Saved entries
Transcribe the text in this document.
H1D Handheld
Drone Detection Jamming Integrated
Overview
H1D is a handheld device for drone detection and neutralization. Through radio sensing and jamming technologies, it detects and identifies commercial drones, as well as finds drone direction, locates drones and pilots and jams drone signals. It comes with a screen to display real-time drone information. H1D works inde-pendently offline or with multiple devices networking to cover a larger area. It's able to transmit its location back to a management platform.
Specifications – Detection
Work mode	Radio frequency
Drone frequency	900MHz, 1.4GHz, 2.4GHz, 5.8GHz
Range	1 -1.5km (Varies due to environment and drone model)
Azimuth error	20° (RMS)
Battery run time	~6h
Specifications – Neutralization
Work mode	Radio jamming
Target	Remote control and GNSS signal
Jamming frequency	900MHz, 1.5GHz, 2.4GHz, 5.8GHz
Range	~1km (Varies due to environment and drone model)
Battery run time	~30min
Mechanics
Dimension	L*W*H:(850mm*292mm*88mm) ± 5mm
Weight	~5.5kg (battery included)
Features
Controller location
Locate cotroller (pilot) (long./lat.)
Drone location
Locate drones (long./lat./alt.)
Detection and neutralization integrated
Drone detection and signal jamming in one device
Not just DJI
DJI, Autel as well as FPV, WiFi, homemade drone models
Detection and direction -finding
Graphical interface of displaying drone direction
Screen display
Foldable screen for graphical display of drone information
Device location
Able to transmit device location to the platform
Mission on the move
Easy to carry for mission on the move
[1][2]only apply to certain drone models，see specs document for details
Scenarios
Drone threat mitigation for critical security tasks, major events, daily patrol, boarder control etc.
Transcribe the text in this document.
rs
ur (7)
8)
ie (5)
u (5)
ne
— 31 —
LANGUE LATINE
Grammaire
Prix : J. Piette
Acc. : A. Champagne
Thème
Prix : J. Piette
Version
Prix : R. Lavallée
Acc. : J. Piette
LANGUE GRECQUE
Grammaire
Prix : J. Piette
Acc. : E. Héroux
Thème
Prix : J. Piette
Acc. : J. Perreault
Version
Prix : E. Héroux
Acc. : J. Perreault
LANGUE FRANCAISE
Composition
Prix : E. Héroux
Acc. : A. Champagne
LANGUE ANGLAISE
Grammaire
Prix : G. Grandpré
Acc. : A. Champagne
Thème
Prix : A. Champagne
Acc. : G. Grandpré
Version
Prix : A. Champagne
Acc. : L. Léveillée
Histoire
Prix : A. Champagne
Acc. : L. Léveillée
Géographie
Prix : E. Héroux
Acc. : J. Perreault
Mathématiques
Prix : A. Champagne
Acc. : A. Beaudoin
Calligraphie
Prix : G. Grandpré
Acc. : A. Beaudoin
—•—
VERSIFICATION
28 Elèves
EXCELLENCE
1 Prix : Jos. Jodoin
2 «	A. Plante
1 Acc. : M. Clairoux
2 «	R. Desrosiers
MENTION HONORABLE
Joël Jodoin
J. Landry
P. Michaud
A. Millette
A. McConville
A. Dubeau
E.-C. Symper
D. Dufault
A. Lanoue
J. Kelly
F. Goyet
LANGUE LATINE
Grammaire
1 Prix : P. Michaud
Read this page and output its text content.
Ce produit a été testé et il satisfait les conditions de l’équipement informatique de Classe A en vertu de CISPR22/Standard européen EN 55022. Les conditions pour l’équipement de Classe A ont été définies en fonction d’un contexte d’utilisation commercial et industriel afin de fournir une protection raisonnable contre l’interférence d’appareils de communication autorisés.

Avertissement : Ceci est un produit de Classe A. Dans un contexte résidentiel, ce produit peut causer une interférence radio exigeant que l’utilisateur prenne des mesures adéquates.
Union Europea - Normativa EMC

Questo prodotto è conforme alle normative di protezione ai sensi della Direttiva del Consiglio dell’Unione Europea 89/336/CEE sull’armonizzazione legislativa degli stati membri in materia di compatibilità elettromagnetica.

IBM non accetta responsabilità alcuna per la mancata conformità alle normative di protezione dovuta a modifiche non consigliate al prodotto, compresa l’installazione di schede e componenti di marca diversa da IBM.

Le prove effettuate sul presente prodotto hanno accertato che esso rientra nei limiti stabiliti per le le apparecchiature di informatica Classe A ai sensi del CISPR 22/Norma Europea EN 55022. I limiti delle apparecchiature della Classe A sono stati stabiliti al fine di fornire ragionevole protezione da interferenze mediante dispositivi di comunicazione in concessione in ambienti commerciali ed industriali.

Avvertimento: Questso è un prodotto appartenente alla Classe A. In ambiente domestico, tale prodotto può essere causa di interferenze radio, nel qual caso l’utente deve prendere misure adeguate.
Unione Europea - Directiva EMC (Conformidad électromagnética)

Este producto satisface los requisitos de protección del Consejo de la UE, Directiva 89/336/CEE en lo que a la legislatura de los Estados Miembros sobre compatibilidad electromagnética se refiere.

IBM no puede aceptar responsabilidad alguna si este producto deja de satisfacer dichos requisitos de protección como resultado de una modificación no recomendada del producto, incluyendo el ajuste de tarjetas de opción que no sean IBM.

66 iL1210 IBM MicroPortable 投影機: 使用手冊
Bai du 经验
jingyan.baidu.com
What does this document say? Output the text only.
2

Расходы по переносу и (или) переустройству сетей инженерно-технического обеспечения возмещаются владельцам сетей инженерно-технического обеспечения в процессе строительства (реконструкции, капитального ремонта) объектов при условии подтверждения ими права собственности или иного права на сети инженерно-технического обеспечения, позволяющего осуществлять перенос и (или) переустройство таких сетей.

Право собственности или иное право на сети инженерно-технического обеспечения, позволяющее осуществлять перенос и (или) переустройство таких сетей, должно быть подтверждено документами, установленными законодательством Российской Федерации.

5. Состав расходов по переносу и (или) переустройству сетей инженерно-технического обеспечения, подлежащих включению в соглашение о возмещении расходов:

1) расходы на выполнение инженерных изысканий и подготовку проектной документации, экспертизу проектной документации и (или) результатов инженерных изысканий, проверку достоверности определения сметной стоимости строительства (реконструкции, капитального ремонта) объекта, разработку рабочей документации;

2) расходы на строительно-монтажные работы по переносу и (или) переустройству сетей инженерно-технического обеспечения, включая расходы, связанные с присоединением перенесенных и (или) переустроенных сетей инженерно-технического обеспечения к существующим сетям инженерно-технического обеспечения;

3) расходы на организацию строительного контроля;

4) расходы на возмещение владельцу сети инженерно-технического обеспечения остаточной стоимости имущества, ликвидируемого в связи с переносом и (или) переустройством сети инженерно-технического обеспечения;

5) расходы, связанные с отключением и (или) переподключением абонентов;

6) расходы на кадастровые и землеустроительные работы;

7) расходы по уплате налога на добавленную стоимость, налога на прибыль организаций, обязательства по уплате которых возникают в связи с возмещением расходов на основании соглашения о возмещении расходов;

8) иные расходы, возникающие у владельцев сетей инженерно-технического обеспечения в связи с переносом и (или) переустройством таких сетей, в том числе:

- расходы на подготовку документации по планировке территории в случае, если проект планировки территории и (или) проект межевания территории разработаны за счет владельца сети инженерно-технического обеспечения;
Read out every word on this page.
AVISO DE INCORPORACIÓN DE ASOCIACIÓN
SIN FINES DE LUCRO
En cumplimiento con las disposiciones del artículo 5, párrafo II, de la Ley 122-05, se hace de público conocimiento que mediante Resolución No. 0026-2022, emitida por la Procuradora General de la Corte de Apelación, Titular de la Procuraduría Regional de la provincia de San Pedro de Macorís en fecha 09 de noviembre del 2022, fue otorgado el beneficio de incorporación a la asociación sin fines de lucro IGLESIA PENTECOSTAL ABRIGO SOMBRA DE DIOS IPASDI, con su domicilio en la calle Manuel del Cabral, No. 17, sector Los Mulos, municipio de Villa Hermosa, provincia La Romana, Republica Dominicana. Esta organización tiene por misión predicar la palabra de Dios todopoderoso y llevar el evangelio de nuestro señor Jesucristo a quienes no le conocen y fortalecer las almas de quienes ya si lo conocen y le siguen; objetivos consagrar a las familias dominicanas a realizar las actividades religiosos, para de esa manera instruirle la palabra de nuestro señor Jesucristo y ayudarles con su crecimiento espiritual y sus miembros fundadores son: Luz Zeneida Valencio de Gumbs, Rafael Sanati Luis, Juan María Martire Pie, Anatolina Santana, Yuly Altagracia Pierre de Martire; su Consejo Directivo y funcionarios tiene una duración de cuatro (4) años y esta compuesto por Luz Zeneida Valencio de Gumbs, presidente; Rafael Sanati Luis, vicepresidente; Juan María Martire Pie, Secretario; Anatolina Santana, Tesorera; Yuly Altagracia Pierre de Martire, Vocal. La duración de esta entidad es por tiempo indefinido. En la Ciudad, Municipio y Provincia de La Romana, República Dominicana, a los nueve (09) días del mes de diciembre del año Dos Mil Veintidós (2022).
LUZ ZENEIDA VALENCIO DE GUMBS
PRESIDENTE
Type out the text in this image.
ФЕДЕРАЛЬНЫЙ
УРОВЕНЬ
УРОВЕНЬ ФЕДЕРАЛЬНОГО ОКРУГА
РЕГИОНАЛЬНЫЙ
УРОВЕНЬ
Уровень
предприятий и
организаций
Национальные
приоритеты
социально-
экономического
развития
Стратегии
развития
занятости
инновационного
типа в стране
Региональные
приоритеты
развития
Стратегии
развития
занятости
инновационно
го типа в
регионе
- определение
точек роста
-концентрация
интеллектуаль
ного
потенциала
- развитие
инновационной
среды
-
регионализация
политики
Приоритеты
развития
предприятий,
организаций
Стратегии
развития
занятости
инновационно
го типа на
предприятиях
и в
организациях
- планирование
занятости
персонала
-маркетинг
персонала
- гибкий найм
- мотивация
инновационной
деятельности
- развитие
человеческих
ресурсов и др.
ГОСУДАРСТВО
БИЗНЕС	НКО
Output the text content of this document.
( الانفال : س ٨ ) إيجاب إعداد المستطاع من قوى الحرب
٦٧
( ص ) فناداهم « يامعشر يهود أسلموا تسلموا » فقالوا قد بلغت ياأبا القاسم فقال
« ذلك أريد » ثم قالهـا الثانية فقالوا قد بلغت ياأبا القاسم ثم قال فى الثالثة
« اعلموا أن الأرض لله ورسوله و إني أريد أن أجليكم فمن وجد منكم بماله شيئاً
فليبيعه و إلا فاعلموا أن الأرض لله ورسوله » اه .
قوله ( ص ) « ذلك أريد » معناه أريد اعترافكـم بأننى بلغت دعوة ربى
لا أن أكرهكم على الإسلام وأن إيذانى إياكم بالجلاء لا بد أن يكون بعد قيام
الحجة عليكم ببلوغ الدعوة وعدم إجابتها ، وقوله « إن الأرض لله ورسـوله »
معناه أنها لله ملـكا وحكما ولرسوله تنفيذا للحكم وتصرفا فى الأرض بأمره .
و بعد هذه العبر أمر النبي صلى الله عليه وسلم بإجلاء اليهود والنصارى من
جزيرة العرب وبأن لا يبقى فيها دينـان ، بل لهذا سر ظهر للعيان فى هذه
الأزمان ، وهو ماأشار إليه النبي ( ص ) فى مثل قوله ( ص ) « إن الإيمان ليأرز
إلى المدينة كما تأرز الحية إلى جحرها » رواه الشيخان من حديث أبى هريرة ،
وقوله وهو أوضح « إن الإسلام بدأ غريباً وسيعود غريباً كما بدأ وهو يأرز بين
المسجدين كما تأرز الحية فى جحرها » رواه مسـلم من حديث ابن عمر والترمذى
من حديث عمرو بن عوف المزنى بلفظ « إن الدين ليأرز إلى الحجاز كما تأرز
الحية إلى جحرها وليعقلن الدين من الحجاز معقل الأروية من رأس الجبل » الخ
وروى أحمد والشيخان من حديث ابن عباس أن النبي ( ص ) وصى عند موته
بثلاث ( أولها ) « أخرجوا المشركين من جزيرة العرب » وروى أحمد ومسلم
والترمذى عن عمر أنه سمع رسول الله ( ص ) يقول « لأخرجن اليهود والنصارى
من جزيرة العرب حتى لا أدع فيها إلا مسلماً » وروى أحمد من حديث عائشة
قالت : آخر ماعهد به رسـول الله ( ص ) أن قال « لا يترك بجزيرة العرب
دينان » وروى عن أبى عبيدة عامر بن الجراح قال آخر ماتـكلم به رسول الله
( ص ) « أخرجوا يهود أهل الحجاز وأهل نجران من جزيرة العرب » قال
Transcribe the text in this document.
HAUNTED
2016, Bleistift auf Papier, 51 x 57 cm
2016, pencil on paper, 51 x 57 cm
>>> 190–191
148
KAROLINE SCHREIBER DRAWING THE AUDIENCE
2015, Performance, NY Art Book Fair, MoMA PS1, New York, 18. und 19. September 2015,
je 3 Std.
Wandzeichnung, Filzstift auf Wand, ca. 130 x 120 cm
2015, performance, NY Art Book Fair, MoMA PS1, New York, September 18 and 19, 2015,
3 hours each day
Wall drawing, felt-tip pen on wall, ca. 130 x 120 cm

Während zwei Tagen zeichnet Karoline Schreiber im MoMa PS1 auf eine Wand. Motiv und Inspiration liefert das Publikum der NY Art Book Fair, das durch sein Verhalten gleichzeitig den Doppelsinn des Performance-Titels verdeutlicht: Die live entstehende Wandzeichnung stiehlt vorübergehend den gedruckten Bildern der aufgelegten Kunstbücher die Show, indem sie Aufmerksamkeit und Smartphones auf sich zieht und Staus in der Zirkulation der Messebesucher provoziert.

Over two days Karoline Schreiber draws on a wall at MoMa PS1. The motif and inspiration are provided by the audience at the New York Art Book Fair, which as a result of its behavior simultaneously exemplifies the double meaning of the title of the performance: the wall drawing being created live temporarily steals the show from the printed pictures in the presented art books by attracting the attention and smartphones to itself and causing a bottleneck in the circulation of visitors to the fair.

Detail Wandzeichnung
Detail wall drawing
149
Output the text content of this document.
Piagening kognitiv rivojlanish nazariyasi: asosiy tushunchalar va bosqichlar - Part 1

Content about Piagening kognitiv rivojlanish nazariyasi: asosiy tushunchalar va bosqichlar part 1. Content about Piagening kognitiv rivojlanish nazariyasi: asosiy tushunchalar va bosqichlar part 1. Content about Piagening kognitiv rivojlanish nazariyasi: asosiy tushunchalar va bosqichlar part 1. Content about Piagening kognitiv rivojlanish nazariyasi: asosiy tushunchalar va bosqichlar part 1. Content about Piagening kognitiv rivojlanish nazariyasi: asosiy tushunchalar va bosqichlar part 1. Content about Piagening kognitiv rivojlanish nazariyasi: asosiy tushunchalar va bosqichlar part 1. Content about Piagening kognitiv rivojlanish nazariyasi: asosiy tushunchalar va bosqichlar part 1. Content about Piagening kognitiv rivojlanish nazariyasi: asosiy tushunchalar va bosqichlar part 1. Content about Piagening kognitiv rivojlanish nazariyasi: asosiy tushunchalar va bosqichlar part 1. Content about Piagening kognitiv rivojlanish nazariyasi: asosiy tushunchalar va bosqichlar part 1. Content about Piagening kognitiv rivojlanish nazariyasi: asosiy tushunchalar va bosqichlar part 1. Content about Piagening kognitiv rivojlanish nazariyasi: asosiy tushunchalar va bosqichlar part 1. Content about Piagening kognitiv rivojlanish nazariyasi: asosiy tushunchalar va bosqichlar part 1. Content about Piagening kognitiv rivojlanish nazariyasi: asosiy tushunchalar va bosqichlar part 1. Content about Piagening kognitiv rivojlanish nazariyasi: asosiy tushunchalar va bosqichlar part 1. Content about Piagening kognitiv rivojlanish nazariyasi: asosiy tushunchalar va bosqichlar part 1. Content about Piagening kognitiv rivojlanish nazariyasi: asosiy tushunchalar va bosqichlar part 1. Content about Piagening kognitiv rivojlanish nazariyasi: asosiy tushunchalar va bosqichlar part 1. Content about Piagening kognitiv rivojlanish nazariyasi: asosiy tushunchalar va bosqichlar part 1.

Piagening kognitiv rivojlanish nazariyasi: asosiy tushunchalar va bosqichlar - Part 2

PROBLEM TO WORK ON
Scan the material and collect every line that contains "أحمد".

IN RESPONSE
وروى أحمد والشيخان من حديث ابن عباس أن النبي ( ص ) وصى عند موته
بثلاث ( أولها ) « أخرجوا المشركين من جزيرة العرب » وروى أحمد ومسلم
من جزيرة العرب حتى لا أدع فيها إلا مسلماً » وروى أحمد من حديث عائشة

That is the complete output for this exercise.